--- Start of DATASET ---

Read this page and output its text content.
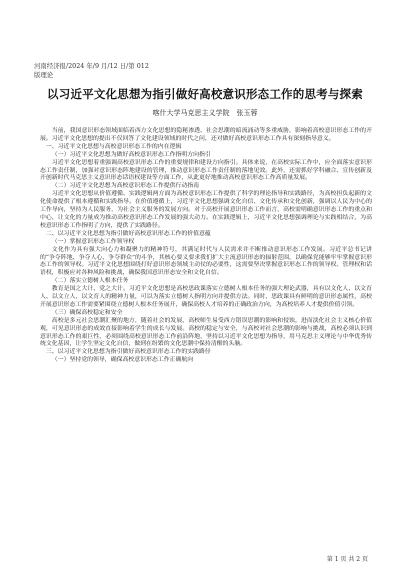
河南经济报/2024 年/9 月/12 日/第 012
版理论
以习近平文化思想为指引做好高校意识形态工作的思考与探索
喀什大学马克思主义学院　张玉蓉

当前，我国意识形态领域面临着西方文化思想的隐秘渗透、社会思潮的暗流涌动等多重威胁，影响着高校意识形态工作的开展。习近平文化思想的提出不仅回答了文化建设领域的时代之问，还对做好高校意识形态工作具有深刻指导意义。

一、习近平文化思想与高校意识形态工作的内在逻辑

（一）习近平文化思想为做好高校意识形态工作指明方向指引

习近平文化思想着重强调高校意识形态工作的重要规律和建设方向指引。具体来说，在高校实际工作中，应全面落实意识形态工作责任制，加强对意识形态阵地建设的管理，推动意识形态工作责任制的落地见效。此外，还需抓好学科融合、宣传创新及开创新时代马克思主义意识形态话语权建设等方面工作，从此更好地推动高校意识形态工作高质量发展。

（二）习近平文化思想为高校意识形态工作提供行动指南

习近平文化思想从价值遵循、实践逻辑两方面为高校意识形态工作提供了科学的理论指导和实践路径，为高校担负起新的文化使命提供了根本遵循和实践指导。在价值遵循上，习近平文化思想强调文化自信、文化传承和文化创新，强调以人民为中心的工作导向，坚持为人民服务，为社会主义服务的发展方向。对于高校开展意识形态工作而言，高校需明确意识形态工作的重点和中心，让文化的力量成为推动高校意识形态工作发展的强大动力。在实践逻辑上，习近平文化思想强调理论与实践相结合，为高校意识形态工作指明了方向，提供了实践路径。

二、以习近平文化思想为指引做好高校意识形态工作的价值意蕴

（一）掌握意识形态工作领导权

文化作为具有强大向心力和凝聚力的精神符号，其满足时代与人民需求并不断推动意识形态工作发展。习近平总书记讲的“争夺阵地、争夺人心、争夺群众”的斗争，其核心要义要求我们扩大主流意识形态的辐射范围，以确保党能够牢牢掌握意识形态工作的领导权。习近平文化思想围绕打好意识形态领域主动仗的必要性，这需要坚决掌握意识形态工作的领导权、管理权和话语权，积极应对各种风险和挑战，确保我国意识形态安全和文化自信。

（二）落实立德树人根本任务

教育是国之大计、党之大计。习近平文化思想是高校思政课落实立德树人根本任务的强大理论武器，具有以文化人、以文育人、以文立人，以文育人的精神力量，可以为落实立德树人指明方向并提供方法。同时，思政课具有鲜明的意识形态属性，高校开展意识形态工作需要紧围绕立德树人根本任务展开，确保高校人才培养的正确政治方向，为高校培养人才提供价值引领。

（三）确保高校稳定和安全

高校是多元社会思潮汇聚的地方，随着社会的发展，高校师生易受西方错误思潮的影响和侵蚀，进而淡化社会主义核心价值观，可见意识形态的成效直接影响着学生的成长与发展。高校的稳定与安全，与高校对社会思潮的影响与挑战，高校必须认识到意识形态工作的艰巨性，必须围绕高校意识形态工作前沿阵地，坚持以习近平文化思想为指导，用马克思主义理论与中华优秀传统文化基因，让学生坚定文化自信，做到在纷繁的文化思潮中保持清醒的头脑。

三、以习近平文化思想为指引做好高校意识形态工作的实践路径

（一）坚持党的领导，确保高校意识形态工作正确航向

第 1 页 共 2 页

--- End of DATASET ---

EXERCISE REQUIREMENTS:
Leave images out of the retyped records; keep all else exact.

CORRECT RESULT:
Read this page and output its text content.
河南经济报/2024 年/9 月/12 日/第 012
版理论
以习近平文化思想为指引做好高校意识形态工作的思考与探索
喀什大学马克思主义学院　张玉蓉

当前，我国意识形态领域面临着西方文化思想的隐秘渗透、社会思潮的暗流涌动等多重威胁，影响着高校意识形态工作的开展。习近平文化思想的提出不仅回答了文化建设领域的时代之问，还对做好高校意识形态工作具有深刻指导意义。

一、习近平文化思想与高校意识形态工作的内在逻辑

（一）习近平文化思想为做好高校意识形态工作指明方向指引

习近平文化思想着重强调高校意识形态工作的重要规律和建设方向指引。具体来说，在高校实际工作中，应全面落实意识形态工作责任制，加强对意识形态阵地建设的管理，推动意识形态工作责任制的落地见效。此外，还需抓好学科融合、宣传创新及开创新时代马克思主义意识形态话语权建设等方面工作，从此更好地推动高校意识形态工作高质量发展。

（二）习近平文化思想为高校意识形态工作提供行动指南

习近平文化思想从价值遵循、实践逻辑两方面为高校意识形态工作提供了科学的理论指导和实践路径，为高校担负起新的文化使命提供了根本遵循和实践指导。在价值遵循上，习近平文化思想强调文化自信、文化传承和文化创新，强调以人民为中心的工作导向，坚持为人民服务，为社会主义服务的发展方向。对于高校开展意识形态工作而言，高校需明确意识形态工作的重点和中心，让文化的力量成为推动高校意识形态工作发展的强大动力。在实践逻辑上，习近平文化思想强调理论与实践相结合，为高校意识形态工作指明了方向，提供了实践路径。

二、以习近平文化思想为指引做好高校意识形态工作的价值意蕴

（一）掌握意识形态工作领导权

文化作为具有强大向心力和凝聚力的精神符号，其满足时代与人民需求并不断推动意识形态工作发展。习近平总书记讲的“争夺阵地、争夺人心、争夺群众”的斗争，其核心要义要求我们扩大主流意识形态的辐射范围，以确保党能够牢牢掌握意识形态工作的领导权。习近平文化思想围绕打好意识形态领域主动仗的必要性，这需要坚决掌握意识形态工作的领导权、管理权和话语权，积极应对各种风险和挑战，确保我国意识形态安全和文化自信。

（二）落实立德树人根本任务

教育是国之大计、党之大计。习近平文化思想是高校思政课落实立德树人根本任务的强大理论武器，具有以文化人、以文育人、以文立人，以文育人的精神力量，可以为落实立德树人指明方向并提供方法。同时，思政课具有鲜明的意识形态属性，高校开展意识形态工作需要紧围绕立德树人根本任务展开，确保高校人才培养的正确政治方向，为高校培养人才提供价值引领。

（三）确保高校稳定和安全

高校是多元社会思潮汇聚的地方，随着社会的发展，高校师生易受西方错误思潮的影响和侵蚀，进而淡化社会主义核心价值观，可见意识形态的成效直接影响着学生的成长与发展。高校的稳定与安全，与高校对社会思潮的影响与挑战，高校必须认识到意识形态工作的艰巨性，必须围绕高校意识形态工作前沿阵地，坚持以习近平文化思想为指导，用马克思主义理论与中华优秀传统文化基因，让学生坚定文化自信，做到在纷繁的文化思潮中保持清醒的头脑。

三、以习近平文化思想为指引做好高校意识形态工作的实践路径

（一）坚持党的领导，确保高校意识形态工作正确航向

第 1 页 共 2 页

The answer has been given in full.